**Extracted data**:

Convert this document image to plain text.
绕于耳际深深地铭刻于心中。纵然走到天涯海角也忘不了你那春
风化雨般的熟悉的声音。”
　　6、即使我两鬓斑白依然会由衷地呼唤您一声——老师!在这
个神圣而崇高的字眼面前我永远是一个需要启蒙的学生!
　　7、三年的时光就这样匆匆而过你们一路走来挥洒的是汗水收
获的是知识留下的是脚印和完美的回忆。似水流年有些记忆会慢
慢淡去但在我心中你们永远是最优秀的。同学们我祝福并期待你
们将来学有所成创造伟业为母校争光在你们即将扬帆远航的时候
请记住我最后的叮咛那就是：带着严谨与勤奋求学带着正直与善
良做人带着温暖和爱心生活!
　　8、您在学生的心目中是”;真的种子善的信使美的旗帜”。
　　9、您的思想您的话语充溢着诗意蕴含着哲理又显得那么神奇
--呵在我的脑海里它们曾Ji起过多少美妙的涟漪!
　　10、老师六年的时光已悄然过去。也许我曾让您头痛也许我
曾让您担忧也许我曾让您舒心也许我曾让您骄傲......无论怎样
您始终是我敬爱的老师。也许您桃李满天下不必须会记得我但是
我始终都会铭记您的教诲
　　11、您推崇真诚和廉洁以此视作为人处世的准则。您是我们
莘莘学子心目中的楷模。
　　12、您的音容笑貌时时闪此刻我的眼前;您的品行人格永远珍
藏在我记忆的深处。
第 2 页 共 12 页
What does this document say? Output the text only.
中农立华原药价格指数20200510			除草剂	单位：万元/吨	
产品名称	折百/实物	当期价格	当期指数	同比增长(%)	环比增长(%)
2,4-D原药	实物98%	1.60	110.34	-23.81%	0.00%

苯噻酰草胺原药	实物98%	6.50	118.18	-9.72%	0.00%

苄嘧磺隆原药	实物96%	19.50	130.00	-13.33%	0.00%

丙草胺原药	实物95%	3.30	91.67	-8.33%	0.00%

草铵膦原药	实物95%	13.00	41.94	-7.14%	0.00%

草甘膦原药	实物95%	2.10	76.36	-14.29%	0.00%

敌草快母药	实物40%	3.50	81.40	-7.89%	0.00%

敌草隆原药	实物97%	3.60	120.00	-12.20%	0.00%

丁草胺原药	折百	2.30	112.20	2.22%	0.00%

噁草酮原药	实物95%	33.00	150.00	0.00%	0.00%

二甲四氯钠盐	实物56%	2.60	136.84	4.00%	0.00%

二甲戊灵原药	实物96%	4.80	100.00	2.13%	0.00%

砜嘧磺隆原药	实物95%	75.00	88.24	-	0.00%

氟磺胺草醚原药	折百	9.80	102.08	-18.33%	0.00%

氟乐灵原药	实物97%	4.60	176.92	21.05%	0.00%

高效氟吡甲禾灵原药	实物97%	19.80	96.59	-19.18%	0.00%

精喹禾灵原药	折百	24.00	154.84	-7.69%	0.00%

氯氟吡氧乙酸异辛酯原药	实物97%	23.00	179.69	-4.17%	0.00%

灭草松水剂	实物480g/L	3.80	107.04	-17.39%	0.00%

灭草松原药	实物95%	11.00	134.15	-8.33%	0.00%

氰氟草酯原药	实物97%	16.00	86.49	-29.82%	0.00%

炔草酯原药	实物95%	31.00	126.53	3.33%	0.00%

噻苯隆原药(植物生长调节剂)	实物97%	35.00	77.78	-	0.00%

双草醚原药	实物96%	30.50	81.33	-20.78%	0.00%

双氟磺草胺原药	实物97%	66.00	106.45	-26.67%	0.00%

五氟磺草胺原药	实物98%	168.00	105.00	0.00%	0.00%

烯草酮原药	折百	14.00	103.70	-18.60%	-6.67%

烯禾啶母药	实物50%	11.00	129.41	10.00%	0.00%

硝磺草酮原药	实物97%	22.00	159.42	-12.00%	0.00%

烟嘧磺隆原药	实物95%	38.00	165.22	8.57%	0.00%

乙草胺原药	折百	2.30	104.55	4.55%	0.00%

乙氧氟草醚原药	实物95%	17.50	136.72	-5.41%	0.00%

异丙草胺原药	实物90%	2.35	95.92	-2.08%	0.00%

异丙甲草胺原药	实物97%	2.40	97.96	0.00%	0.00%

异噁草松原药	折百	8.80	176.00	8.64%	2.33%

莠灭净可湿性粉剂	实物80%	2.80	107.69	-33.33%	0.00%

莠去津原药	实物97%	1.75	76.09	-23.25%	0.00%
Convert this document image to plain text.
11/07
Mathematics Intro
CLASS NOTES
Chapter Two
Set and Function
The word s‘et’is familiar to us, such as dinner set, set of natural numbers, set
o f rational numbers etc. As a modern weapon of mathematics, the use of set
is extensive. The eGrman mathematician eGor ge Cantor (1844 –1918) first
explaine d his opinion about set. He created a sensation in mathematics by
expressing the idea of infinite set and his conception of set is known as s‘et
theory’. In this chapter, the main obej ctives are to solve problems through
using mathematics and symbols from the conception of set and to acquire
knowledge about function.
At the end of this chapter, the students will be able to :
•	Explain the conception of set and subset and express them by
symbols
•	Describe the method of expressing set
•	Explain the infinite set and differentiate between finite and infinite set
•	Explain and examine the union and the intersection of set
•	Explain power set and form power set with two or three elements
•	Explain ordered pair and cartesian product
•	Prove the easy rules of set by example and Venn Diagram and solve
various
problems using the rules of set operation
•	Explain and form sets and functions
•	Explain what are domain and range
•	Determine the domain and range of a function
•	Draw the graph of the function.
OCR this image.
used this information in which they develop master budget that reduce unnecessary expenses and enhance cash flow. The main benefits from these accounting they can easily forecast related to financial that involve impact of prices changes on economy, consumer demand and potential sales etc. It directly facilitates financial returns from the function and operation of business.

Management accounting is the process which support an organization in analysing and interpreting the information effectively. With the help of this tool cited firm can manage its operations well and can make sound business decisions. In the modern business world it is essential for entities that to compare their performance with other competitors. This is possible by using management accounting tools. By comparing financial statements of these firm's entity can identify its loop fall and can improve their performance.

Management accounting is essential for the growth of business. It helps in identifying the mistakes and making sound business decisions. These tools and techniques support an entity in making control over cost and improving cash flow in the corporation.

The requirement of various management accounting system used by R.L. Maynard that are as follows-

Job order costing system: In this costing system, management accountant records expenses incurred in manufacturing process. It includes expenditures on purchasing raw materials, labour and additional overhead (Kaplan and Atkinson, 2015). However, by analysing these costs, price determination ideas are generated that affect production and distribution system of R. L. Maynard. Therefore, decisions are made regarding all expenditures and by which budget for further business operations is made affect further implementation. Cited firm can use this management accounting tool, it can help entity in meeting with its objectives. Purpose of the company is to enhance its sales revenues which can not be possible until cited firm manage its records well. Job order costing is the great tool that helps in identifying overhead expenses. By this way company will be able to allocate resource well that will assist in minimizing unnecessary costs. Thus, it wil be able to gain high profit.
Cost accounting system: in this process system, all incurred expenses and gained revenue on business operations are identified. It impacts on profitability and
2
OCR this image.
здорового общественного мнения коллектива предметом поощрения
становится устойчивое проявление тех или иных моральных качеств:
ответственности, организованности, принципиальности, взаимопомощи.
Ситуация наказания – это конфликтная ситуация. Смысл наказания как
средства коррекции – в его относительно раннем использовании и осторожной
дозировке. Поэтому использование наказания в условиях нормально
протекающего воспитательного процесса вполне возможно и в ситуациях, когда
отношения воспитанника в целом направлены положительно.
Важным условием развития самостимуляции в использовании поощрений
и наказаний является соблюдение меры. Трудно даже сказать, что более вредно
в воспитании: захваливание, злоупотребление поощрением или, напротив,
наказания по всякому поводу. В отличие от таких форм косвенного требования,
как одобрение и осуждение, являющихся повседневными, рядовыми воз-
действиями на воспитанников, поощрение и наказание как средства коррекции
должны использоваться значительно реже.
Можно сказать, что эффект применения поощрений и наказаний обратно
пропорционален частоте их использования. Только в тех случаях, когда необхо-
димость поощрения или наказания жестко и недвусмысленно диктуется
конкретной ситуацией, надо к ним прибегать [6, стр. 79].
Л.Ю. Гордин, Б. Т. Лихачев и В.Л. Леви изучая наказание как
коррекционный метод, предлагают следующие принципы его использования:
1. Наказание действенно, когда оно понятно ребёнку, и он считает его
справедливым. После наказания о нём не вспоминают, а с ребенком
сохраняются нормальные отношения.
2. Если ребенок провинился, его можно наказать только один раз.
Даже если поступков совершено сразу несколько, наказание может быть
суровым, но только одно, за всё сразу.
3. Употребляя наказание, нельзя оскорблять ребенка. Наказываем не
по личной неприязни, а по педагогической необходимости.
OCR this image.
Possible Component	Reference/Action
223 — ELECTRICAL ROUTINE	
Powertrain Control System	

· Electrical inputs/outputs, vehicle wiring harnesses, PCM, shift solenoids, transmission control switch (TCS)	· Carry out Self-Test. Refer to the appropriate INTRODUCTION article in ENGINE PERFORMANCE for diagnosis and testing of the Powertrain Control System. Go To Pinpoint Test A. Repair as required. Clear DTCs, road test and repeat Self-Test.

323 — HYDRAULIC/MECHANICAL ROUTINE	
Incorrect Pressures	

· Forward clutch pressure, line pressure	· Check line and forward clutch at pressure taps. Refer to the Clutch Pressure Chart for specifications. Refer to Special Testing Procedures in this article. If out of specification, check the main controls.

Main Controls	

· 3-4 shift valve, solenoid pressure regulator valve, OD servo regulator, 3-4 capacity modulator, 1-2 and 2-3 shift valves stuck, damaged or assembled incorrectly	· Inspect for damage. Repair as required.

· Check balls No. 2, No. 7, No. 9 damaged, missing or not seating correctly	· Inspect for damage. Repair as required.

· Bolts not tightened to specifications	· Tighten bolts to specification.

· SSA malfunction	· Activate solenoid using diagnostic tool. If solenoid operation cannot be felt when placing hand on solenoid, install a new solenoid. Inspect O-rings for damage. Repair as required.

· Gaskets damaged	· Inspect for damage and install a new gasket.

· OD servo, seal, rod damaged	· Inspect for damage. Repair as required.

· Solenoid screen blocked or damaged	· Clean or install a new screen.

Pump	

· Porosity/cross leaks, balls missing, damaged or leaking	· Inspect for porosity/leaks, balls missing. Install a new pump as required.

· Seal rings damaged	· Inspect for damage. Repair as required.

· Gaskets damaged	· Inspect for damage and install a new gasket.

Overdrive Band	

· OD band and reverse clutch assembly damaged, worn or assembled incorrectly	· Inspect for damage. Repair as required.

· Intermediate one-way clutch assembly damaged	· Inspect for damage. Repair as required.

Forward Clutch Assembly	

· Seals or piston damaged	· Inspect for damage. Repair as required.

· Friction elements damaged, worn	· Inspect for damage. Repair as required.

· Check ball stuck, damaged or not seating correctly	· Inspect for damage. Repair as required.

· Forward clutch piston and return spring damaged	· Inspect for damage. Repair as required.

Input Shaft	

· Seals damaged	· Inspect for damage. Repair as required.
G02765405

**What this task involves**: Collect each line holding the string "expressing".

**Task solution**:
expressing the idea of infinite set and his conception of set is known as s‘et
•	Describe the method of expressing set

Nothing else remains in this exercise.